• WHAT IS EXPECTED:
Gather all lines in the entries that include the word "sina".

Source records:
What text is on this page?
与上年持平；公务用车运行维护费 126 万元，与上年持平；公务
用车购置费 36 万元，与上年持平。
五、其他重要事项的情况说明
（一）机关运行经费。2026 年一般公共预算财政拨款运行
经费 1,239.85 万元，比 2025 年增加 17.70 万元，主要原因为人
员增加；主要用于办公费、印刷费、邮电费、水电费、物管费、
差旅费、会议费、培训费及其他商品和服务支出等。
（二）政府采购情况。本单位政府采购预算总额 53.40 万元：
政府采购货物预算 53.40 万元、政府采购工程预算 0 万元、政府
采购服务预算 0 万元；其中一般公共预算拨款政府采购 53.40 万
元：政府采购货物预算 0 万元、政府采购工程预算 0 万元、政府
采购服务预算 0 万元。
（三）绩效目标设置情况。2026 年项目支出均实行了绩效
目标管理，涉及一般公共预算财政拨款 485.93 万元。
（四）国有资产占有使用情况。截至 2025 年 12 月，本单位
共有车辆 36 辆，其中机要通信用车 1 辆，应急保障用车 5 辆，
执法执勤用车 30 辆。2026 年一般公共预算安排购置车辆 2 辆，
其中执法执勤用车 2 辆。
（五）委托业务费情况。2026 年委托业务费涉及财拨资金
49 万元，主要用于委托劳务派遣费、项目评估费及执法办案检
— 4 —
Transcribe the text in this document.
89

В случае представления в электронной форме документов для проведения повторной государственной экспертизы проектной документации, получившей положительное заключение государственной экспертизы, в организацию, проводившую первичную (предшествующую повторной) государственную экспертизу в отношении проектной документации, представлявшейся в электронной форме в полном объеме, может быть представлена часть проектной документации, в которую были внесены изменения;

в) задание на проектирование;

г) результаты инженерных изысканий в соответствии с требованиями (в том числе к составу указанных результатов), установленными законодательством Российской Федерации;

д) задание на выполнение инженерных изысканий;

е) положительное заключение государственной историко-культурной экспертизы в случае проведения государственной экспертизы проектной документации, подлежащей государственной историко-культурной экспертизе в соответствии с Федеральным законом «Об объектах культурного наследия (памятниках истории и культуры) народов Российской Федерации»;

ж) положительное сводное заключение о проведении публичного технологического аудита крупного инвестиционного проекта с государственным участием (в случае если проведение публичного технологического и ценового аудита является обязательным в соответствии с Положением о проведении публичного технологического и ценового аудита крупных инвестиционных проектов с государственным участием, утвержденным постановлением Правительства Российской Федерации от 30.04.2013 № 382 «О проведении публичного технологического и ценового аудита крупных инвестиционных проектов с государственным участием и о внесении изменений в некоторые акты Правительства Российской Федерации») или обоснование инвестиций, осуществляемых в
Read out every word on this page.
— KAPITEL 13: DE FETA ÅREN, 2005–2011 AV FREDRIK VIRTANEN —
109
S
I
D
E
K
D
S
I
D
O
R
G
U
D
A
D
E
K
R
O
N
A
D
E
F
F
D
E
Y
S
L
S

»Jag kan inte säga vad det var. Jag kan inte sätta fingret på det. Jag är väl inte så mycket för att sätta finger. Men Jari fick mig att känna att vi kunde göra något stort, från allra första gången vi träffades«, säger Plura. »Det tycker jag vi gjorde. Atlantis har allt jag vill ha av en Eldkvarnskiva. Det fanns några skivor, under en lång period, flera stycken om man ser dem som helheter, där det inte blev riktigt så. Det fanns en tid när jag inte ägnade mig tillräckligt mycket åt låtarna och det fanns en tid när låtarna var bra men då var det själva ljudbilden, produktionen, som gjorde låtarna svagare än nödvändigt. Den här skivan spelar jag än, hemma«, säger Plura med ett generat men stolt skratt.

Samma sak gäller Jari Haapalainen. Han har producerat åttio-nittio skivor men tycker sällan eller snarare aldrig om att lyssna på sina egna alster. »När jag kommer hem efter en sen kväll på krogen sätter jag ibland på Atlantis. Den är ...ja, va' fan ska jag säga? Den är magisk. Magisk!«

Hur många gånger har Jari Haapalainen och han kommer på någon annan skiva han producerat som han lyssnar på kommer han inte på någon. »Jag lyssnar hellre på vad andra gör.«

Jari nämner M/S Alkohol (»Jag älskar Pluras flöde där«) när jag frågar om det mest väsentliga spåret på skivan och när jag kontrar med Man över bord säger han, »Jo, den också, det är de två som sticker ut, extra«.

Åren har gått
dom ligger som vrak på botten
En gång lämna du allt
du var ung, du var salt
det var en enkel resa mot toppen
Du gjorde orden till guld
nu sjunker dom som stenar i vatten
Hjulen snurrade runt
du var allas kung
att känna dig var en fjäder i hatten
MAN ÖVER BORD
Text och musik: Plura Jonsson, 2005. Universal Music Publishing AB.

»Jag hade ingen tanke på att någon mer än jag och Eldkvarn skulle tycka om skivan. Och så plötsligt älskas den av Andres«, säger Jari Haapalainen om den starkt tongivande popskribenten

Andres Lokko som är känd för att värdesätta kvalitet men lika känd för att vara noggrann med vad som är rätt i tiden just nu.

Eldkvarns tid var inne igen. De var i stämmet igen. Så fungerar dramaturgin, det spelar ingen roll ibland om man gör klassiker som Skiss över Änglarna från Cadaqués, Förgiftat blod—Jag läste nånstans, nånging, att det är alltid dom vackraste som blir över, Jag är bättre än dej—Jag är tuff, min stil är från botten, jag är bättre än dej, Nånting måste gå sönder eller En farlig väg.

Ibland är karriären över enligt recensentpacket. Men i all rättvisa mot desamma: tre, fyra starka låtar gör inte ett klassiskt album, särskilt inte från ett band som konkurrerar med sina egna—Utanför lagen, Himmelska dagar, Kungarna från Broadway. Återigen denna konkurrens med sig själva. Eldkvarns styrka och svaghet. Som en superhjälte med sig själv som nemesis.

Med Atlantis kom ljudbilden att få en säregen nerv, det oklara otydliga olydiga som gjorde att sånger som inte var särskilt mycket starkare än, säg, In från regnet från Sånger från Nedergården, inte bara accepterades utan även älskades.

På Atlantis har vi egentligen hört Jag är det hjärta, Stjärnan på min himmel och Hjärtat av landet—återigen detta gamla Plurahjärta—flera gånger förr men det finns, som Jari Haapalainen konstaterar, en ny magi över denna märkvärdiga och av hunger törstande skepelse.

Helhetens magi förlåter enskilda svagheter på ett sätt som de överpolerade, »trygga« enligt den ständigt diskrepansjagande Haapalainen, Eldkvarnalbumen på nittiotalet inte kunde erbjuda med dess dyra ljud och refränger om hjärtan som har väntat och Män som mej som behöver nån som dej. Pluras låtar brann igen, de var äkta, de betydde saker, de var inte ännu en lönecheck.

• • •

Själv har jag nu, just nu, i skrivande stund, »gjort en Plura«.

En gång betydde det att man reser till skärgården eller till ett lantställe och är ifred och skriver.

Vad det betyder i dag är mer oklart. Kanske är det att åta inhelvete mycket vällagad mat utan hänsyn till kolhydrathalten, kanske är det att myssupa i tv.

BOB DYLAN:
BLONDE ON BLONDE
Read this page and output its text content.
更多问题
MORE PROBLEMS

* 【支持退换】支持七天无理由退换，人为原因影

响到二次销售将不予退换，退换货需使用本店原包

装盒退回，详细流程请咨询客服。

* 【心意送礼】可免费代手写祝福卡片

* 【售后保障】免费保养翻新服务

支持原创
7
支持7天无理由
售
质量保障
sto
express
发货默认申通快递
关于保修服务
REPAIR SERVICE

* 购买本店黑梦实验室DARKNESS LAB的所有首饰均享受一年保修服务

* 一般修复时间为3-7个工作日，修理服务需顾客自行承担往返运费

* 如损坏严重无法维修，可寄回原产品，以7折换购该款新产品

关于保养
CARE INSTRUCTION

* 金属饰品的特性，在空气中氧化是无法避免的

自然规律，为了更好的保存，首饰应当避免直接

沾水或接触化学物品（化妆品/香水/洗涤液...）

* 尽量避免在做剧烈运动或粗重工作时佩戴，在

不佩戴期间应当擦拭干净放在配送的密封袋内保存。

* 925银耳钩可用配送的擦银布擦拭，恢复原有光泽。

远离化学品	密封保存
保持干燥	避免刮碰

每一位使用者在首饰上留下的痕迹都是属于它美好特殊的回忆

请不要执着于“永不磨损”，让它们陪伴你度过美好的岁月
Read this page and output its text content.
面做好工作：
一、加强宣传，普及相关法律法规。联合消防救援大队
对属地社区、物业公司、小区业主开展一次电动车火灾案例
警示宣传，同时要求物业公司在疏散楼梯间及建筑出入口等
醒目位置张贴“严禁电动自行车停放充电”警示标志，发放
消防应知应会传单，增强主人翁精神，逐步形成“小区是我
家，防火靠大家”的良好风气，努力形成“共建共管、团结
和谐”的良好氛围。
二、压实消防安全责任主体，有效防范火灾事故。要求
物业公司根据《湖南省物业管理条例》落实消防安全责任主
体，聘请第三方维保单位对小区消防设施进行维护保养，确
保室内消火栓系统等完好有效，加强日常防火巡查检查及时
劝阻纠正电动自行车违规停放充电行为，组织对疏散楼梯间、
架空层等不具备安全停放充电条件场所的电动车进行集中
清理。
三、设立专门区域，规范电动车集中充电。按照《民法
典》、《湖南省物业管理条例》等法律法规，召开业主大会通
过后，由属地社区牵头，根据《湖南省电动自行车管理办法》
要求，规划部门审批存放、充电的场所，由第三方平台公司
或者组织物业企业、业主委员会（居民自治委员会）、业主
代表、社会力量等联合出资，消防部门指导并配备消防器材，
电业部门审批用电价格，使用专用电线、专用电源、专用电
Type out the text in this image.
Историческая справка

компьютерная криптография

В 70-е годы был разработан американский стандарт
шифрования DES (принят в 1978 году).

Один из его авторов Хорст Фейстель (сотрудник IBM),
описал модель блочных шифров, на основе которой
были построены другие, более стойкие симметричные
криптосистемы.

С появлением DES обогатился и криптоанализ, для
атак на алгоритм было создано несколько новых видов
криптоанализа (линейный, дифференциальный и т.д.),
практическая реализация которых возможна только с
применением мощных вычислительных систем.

• SOLUTION BELOW:
Samma sak gäller Jari Haapalainen. Han har producerat åttio-nittio skivor men tycker sällan eller snarare aldrig om att lyssna på sina egna alster. »När jag kommer hem efter en sen kväll på krogen sätter jag ibland på Atlantis. Den är ...ja, va' fan ska jag säga? Den är magisk. Magisk!«
Ibland är karriären över enligt recensentpacket. Men i all rättvisa mot desamma: tre, fyra starka låtar gör inte ett klassiskt album, särskilt inte från ett band som konkurrerar med sina egna—Utanför lagen, Himmelska dagar, Kungarna från Broadway. Återigen denna konkurrens med sig själva. Eldkvarns styrka och svaghet. Som en superhjälte med sig själv som nemesis.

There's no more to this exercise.